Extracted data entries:

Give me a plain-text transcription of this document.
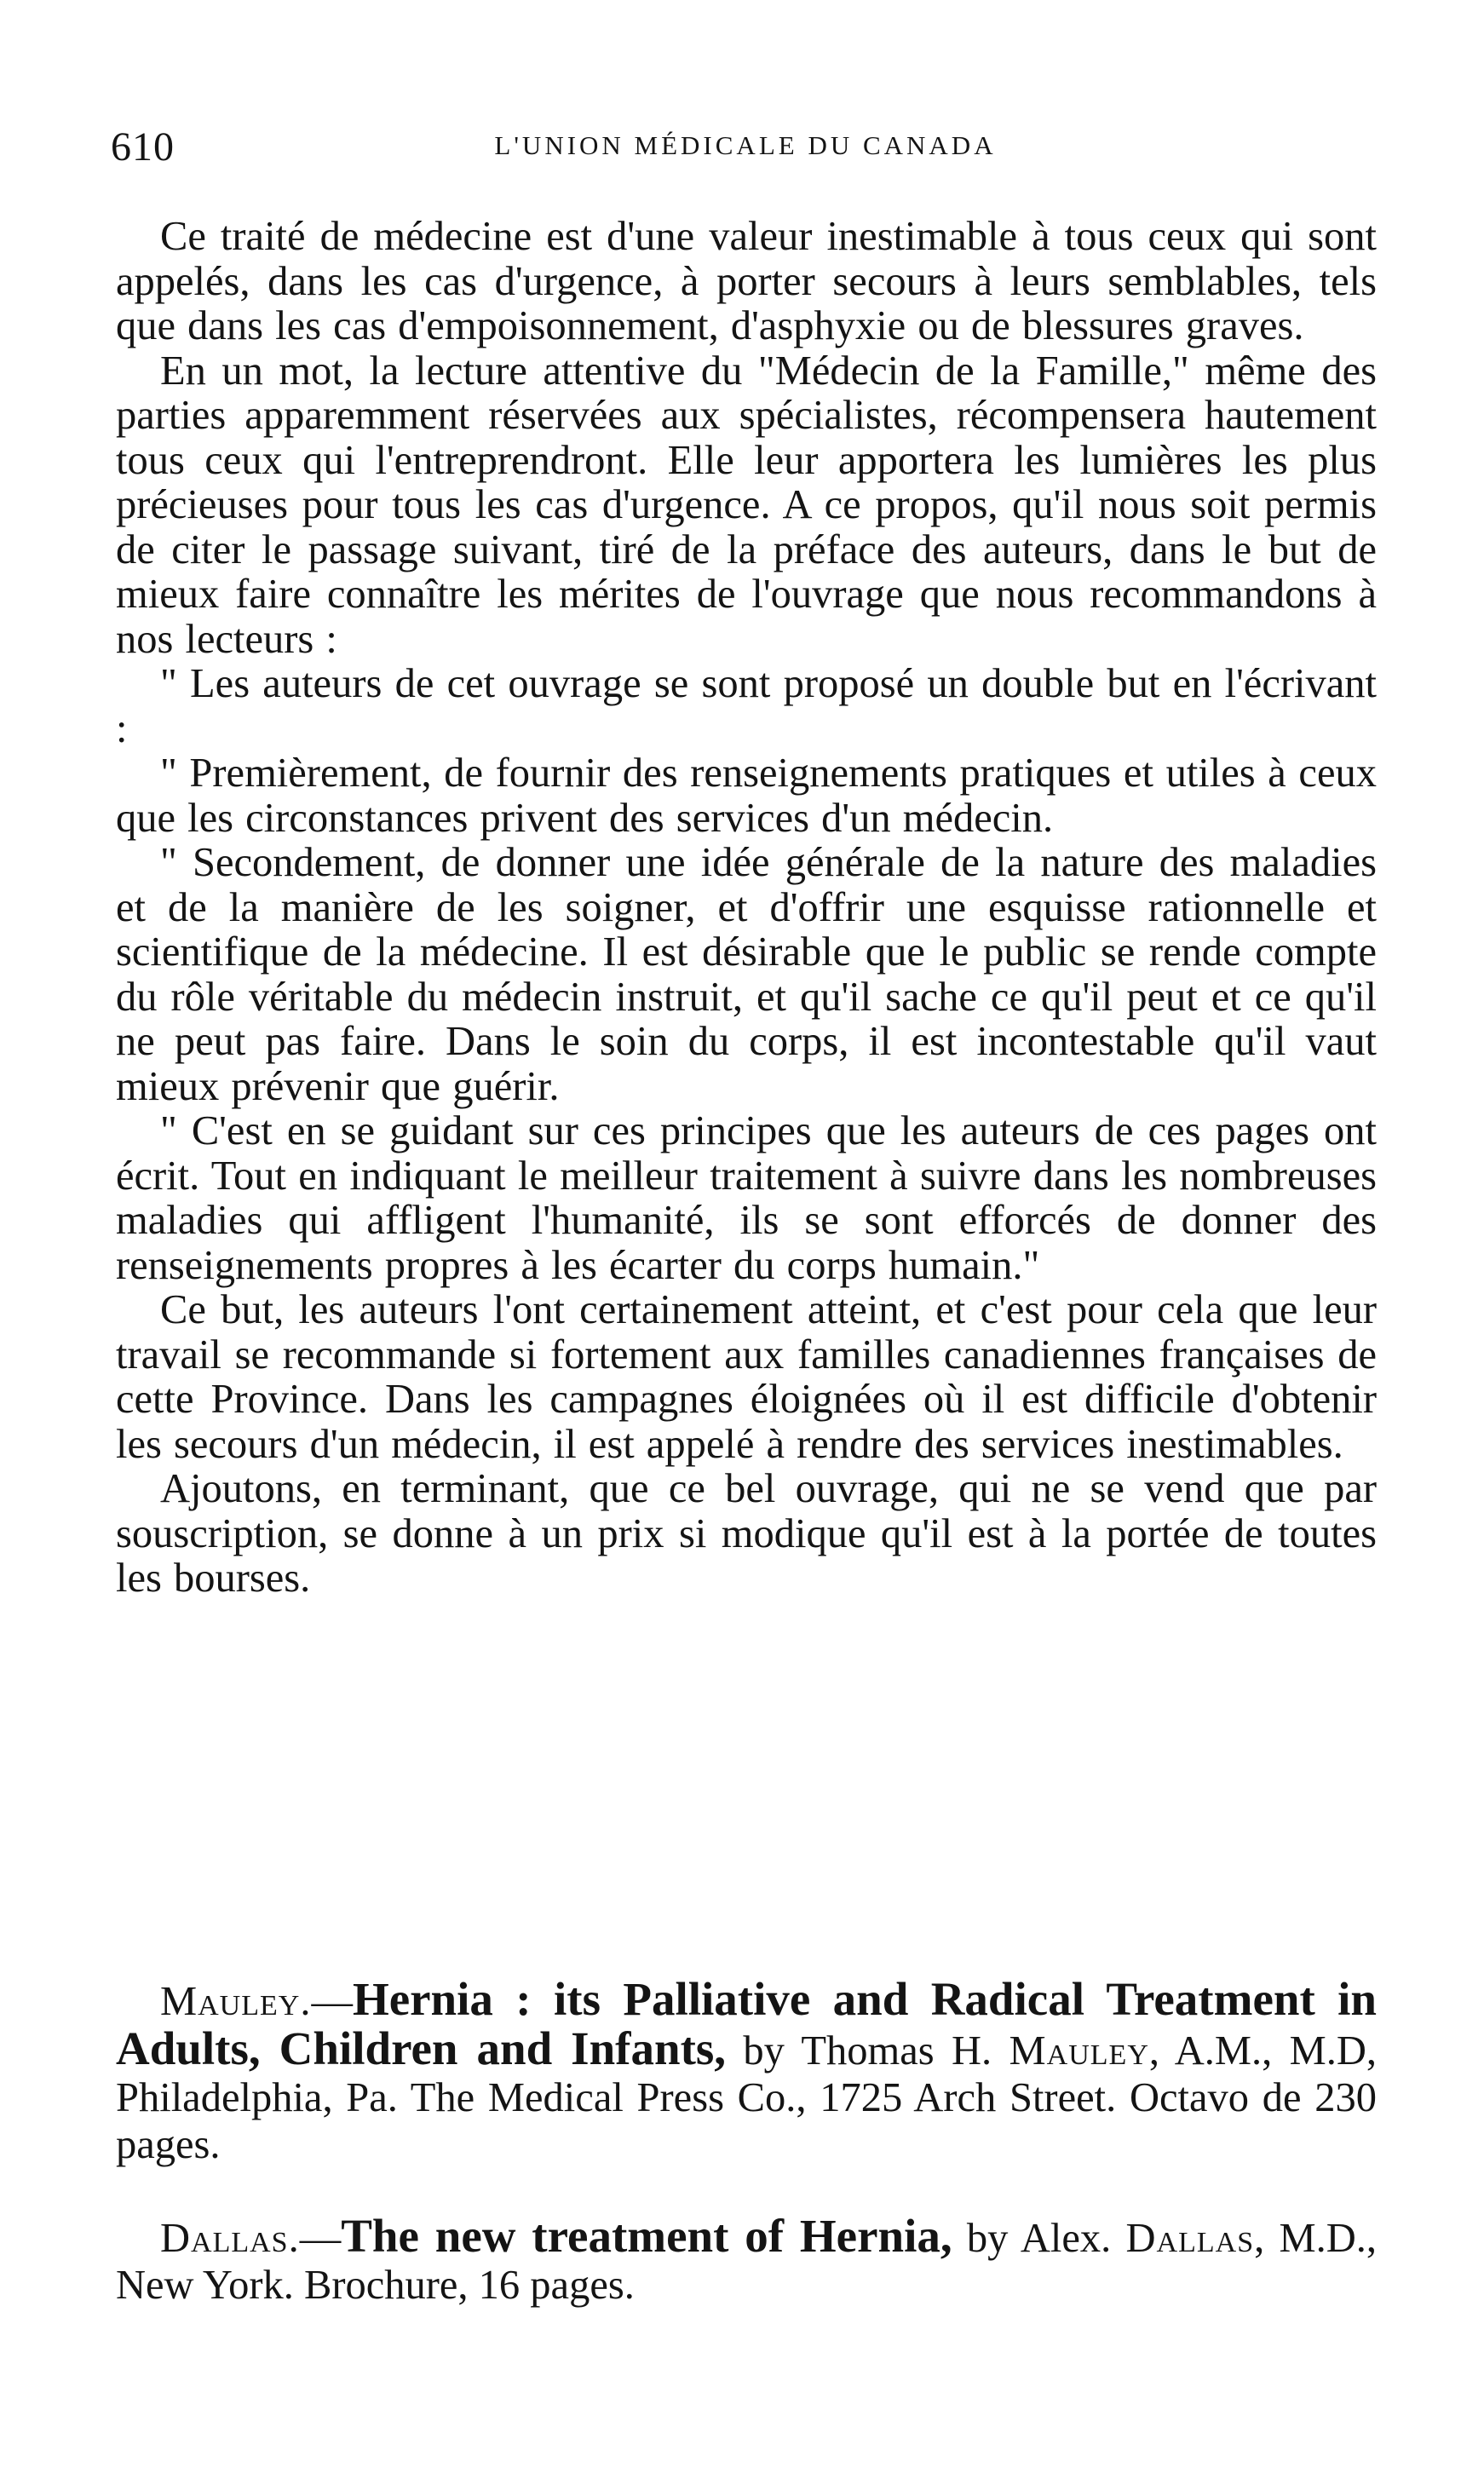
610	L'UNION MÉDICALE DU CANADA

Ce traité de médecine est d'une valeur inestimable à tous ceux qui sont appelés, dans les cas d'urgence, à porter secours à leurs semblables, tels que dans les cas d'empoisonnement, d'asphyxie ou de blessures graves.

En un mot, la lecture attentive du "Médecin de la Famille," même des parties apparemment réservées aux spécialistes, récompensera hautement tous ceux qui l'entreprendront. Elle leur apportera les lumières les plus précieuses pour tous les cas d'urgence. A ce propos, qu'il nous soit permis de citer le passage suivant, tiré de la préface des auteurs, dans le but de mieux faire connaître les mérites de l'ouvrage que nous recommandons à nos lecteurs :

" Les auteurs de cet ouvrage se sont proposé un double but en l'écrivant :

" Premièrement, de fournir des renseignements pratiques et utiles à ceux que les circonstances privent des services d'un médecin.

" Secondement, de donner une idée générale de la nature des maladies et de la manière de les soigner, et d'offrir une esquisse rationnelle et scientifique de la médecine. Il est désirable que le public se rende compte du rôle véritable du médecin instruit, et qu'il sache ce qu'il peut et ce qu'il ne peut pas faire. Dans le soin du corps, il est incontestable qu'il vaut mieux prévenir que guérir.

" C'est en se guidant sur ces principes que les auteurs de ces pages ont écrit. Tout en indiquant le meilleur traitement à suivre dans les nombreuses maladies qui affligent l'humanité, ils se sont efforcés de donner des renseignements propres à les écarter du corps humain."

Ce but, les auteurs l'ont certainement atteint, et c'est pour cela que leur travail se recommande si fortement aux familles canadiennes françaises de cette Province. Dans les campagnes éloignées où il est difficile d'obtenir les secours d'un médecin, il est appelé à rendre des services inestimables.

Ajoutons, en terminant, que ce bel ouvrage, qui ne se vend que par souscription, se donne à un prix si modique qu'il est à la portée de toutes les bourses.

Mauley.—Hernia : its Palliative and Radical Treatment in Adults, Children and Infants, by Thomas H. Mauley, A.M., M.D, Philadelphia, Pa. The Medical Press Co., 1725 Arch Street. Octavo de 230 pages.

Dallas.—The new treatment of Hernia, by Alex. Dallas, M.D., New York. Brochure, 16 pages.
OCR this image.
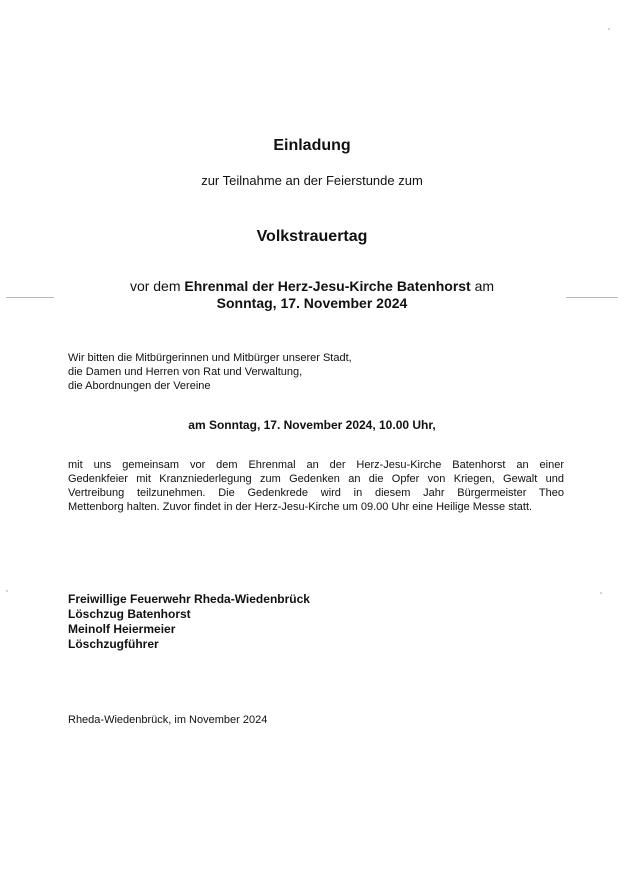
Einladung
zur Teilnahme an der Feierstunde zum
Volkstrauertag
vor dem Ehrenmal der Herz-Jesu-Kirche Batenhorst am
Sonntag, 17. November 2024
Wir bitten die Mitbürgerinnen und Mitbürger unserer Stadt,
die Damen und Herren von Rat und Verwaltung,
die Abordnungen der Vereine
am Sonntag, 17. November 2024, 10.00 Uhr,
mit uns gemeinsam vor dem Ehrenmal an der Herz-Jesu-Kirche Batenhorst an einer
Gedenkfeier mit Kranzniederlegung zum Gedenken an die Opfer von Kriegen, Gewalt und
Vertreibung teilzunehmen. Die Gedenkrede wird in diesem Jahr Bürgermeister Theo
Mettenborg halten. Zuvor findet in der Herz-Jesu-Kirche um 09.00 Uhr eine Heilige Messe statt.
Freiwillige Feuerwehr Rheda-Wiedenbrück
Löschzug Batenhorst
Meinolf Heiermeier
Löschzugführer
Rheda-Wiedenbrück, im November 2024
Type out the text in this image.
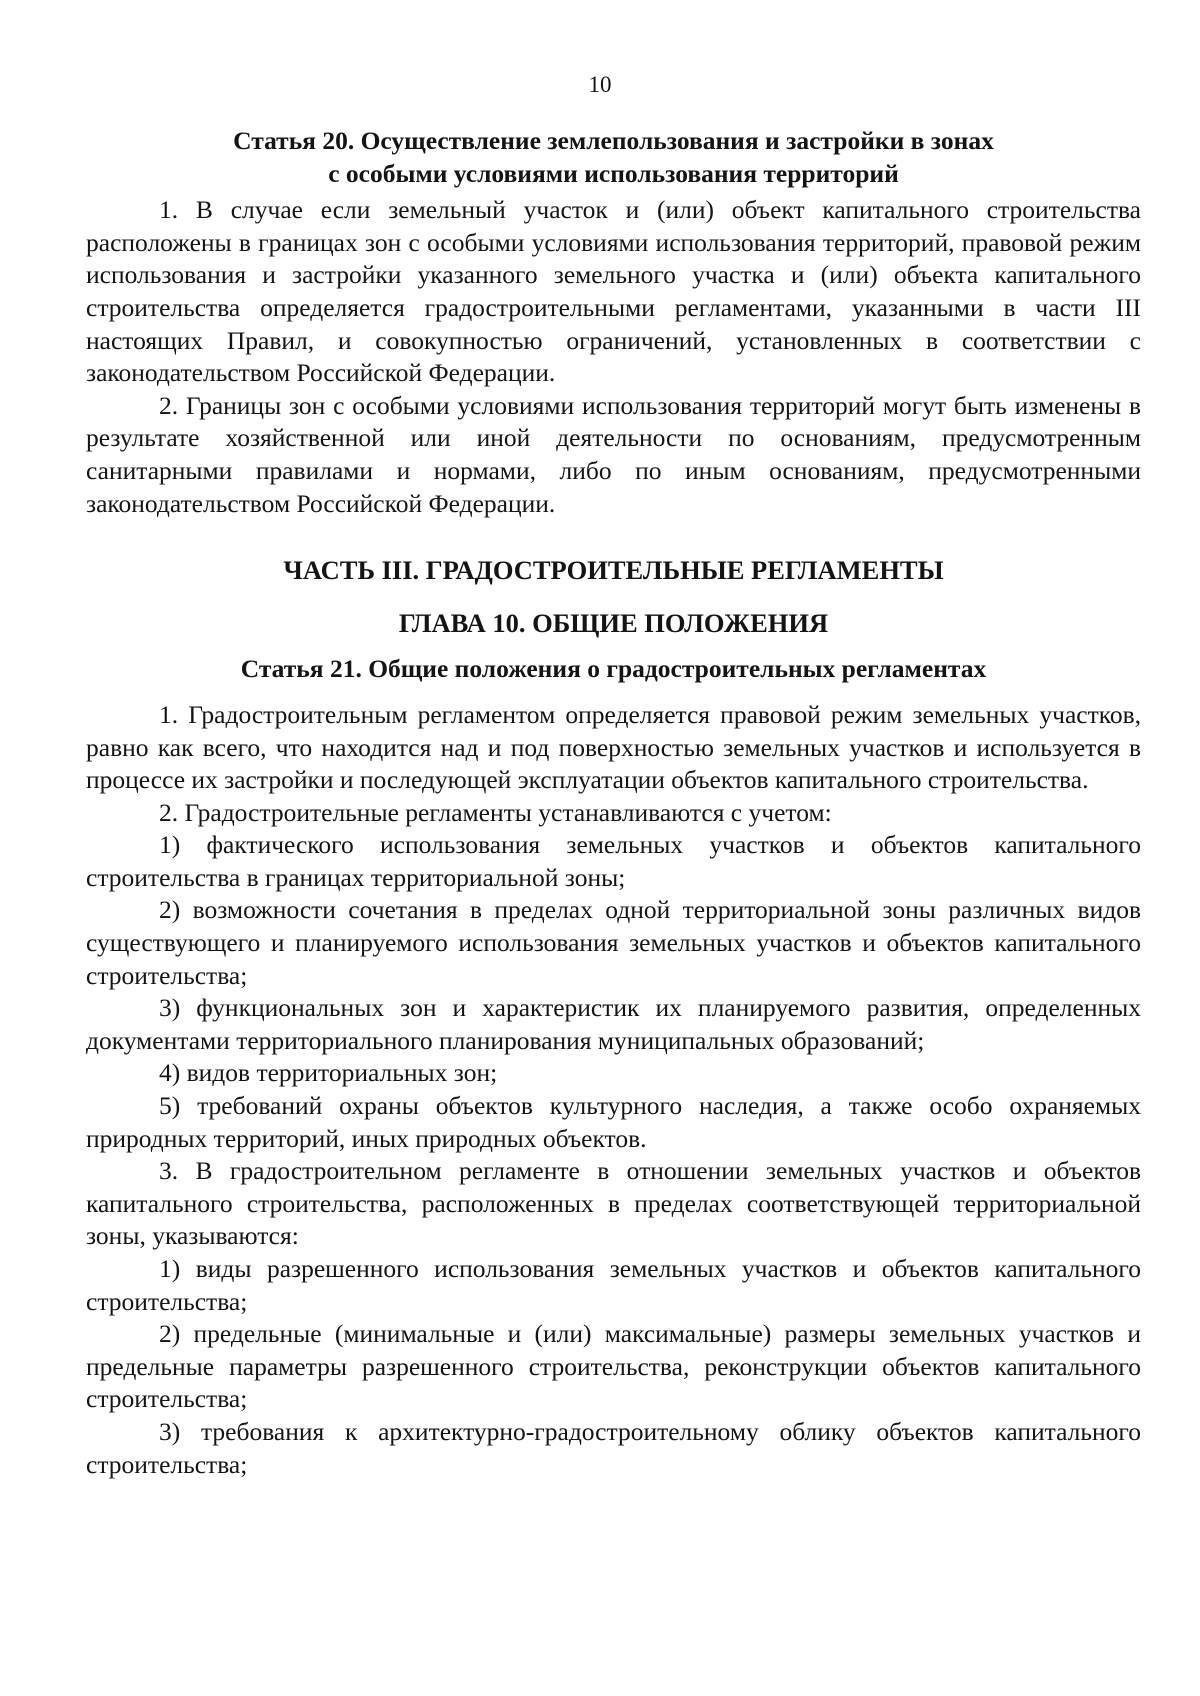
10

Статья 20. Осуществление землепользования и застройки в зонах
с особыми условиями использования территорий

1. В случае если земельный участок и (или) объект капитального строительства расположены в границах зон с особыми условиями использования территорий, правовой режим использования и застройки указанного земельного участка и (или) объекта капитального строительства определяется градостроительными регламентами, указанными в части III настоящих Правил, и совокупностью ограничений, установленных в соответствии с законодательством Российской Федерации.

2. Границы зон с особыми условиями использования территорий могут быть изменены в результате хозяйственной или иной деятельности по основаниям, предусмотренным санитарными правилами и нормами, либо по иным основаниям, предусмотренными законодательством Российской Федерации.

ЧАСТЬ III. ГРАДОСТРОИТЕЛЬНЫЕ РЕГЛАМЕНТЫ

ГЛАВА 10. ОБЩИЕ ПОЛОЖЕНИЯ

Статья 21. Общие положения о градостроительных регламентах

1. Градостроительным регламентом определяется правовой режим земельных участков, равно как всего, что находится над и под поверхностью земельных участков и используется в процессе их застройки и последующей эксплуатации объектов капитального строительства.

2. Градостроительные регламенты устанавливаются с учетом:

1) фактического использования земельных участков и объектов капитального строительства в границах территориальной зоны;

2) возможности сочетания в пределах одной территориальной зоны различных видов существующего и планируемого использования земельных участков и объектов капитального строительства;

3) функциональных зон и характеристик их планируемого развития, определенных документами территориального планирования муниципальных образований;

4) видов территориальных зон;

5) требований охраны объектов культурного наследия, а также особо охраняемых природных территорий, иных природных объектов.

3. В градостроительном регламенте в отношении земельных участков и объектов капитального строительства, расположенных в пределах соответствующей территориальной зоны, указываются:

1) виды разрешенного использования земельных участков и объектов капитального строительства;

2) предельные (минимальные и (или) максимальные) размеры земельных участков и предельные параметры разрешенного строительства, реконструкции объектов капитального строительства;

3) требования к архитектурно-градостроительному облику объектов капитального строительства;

OBJECTIVE:
Transcribe all entries above exactly. Drop the pictures.

RESPONSE:
Give me a plain-text transcription of this document.
610	L'UNION MÉDICALE DU CANADA

Ce traité de médecine est d'une valeur inestimable à tous ceux qui sont appelés, dans les cas d'urgence, à porter secours à leurs semblables, tels que dans les cas d'empoisonnement, d'asphyxie ou de blessures graves.

En un mot, la lecture attentive du "Médecin de la Famille," même des parties apparemment réservées aux spécialistes, récompensera hautement tous ceux qui l'entreprendront. Elle leur apportera les lumières les plus précieuses pour tous les cas d'urgence. A ce propos, qu'il nous soit permis de citer le passage suivant, tiré de la préface des auteurs, dans le but de mieux faire connaître les mérites de l'ouvrage que nous recommandons à nos lecteurs :

" Les auteurs de cet ouvrage se sont proposé un double but en l'écrivant :

" Premièrement, de fournir des renseignements pratiques et utiles à ceux que les circonstances privent des services d'un médecin.

" Secondement, de donner une idée générale de la nature des maladies et de la manière de les soigner, et d'offrir une esquisse rationnelle et scientifique de la médecine. Il est désirable que le public se rende compte du rôle véritable du médecin instruit, et qu'il sache ce qu'il peut et ce qu'il ne peut pas faire. Dans le soin du corps, il est incontestable qu'il vaut mieux prévenir que guérir.

" C'est en se guidant sur ces principes que les auteurs de ces pages ont écrit. Tout en indiquant le meilleur traitement à suivre dans les nombreuses maladies qui affligent l'humanité, ils se sont efforcés de donner des renseignements propres à les écarter du corps humain."

Ce but, les auteurs l'ont certainement atteint, et c'est pour cela que leur travail se recommande si fortement aux familles canadiennes françaises de cette Province. Dans les campagnes éloignées où il est difficile d'obtenir les secours d'un médecin, il est appelé à rendre des services inestimables.

Ajoutons, en terminant, que ce bel ouvrage, qui ne se vend que par souscription, se donne à un prix si modique qu'il est à la portée de toutes les bourses.

Mauley.—Hernia : its Palliative and Radical Treatment in Adults, Children and Infants, by Thomas H. Mauley, A.M., M.D, Philadelphia, Pa. The Medical Press Co., 1725 Arch Street. Octavo de 230 pages.

Dallas.—The new treatment of Hernia, by Alex. Dallas, M.D., New York. Brochure, 16 pages.
OCR this image.
Einladung
zur Teilnahme an der Feierstunde zum
Volkstrauertag
vor dem Ehrenmal der Herz-Jesu-Kirche Batenhorst am
Sonntag, 17. November 2024
Wir bitten die Mitbürgerinnen und Mitbürger unserer Stadt,
die Damen und Herren von Rat und Verwaltung,
die Abordnungen der Vereine
am Sonntag, 17. November 2024, 10.00 Uhr,
mit uns gemeinsam vor dem Ehrenmal an der Herz-Jesu-Kirche Batenhorst an einer
Gedenkfeier mit Kranzniederlegung zum Gedenken an die Opfer von Kriegen, Gewalt und
Vertreibung teilzunehmen. Die Gedenkrede wird in diesem Jahr Bürgermeister Theo
Mettenborg halten. Zuvor findet in der Herz-Jesu-Kirche um 09.00 Uhr eine Heilige Messe statt.
Freiwillige Feuerwehr Rheda-Wiedenbrück
Löschzug Batenhorst
Meinolf Heiermeier
Löschzugführer
Rheda-Wiedenbrück, im November 2024
Type out the text in this image.
10

Статья 20. Осуществление землепользования и застройки в зонах
с особыми условиями использования территорий

1. В случае если земельный участок и (или) объект капитального строительства расположены в границах зон с особыми условиями использования территорий, правовой режим использования и застройки указанного земельного участка и (или) объекта капитального строительства определяется градостроительными регламентами, указанными в части III настоящих Правил, и совокупностью ограничений, установленных в соответствии с законодательством Российской Федерации.

2. Границы зон с особыми условиями использования территорий могут быть изменены в результате хозяйственной или иной деятельности по основаниям, предусмотренным санитарными правилами и нормами, либо по иным основаниям, предусмотренными законодательством Российской Федерации.

ЧАСТЬ III. ГРАДОСТРОИТЕЛЬНЫЕ РЕГЛАМЕНТЫ

ГЛАВА 10. ОБЩИЕ ПОЛОЖЕНИЯ

Статья 21. Общие положения о градостроительных регламентах

1. Градостроительным регламентом определяется правовой режим земельных участков, равно как всего, что находится над и под поверхностью земельных участков и используется в процессе их застройки и последующей эксплуатации объектов капитального строительства.

2. Градостроительные регламенты устанавливаются с учетом:

1) фактического использования земельных участков и объектов капитального строительства в границах территориальной зоны;

2) возможности сочетания в пределах одной территориальной зоны различных видов существующего и планируемого использования земельных участков и объектов капитального строительства;

3) функциональных зон и характеристик их планируемого развития, определенных документами территориального планирования муниципальных образований;

4) видов территориальных зон;

5) требований охраны объектов культурного наследия, а также особо охраняемых природных территорий, иных природных объектов.

3. В градостроительном регламенте в отношении земельных участков и объектов капитального строительства, расположенных в пределах соответствующей территориальной зоны, указываются:

1) виды разрешенного использования земельных участков и объектов капитального строительства;

2) предельные (минимальные и (или) максимальные) размеры земельных участков и предельные параметры разрешенного строительства, реконструкции объектов капитального строительства;

3) требования к архитектурно-градостроительному облику объектов капитального строительства;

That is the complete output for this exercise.